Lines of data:
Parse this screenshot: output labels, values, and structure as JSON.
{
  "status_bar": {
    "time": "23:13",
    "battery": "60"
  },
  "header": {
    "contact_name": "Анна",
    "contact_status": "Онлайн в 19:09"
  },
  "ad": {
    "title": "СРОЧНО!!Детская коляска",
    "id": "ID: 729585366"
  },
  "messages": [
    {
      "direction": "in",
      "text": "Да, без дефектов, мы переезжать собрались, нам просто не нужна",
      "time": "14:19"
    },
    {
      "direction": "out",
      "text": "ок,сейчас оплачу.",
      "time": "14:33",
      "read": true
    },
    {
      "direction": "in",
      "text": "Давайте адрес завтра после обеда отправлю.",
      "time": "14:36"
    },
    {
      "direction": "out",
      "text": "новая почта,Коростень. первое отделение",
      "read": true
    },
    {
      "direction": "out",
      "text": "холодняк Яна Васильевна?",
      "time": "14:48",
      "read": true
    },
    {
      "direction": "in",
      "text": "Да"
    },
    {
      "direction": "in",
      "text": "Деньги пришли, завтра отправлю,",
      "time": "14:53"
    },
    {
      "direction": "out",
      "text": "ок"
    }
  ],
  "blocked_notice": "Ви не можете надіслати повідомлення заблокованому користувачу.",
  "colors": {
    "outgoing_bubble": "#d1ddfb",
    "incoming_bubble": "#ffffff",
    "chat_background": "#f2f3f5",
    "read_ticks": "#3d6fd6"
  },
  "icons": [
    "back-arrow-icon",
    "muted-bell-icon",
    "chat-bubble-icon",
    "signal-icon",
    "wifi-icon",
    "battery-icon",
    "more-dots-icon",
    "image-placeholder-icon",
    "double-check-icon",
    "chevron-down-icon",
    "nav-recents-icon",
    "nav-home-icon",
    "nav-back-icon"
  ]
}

== Set problem ==
Above are some records; extract every one of them exactly.

== The result ==
Parse this screenshot: output labels, values, and structure as JSON.
{
  "status_bar": {
    "time": "23:13",
    "battery": "60"
  },
  "header": {
    "contact_name": "Анна",
    "contact_status": "Онлайн в 19:09"
  },
  "ad": {
    "title": "СРОЧНО!!Детская коляска",
    "id": "ID: 729585366"
  },
  "messages": [
    {
      "direction": "in",
      "text": "Да, без дефектов, мы переезжать собрались, нам просто не нужна",
      "time": "14:19"
    },
    {
      "direction": "out",
      "text": "ок,сейчас оплачу.",
      "time": "14:33",
      "read": true
    },
    {
      "direction": "in",
      "text": "Давайте адрес завтра после обеда отправлю.",
      "time": "14:36"
    },
    {
      "direction": "out",
      "text": "новая почта,Коростень. первое отделение",
      "read": true
    },
    {
      "direction": "out",
      "text": "холодняк Яна Васильевна?",
      "time": "14:48",
      "read": true
    },
    {
      "direction": "in",
      "text": "Да"
    },
    {
      "direction": "in",
      "text": "Деньги пришли, завтра отправлю,",
      "time": "14:53"
    },
    {
      "direction": "out",
      "text": "ок"
    }
  ],
  "blocked_notice": "Ви не можете надіслати повідомлення заблокованому користувачу.",
  "colors": {
    "outgoing_bubble": "#d1ddfb",
    "incoming_bubble": "#ffffff",
    "chat_background": "#f2f3f5",
    "read_ticks": "#3d6fd6"
  },
  "icons": [
    "back-arrow-icon",
    "muted-bell-icon",
    "chat-bubble-icon",
    "signal-icon",
    "wifi-icon",
    "battery-icon",
    "more-dots-icon",
    "image-placeholder-icon",
    "double-check-icon",
    "chevron-down-icon",
    "nav-recents-icon",
    "nav-home-icon",
    "nav-back-icon"
  ]
}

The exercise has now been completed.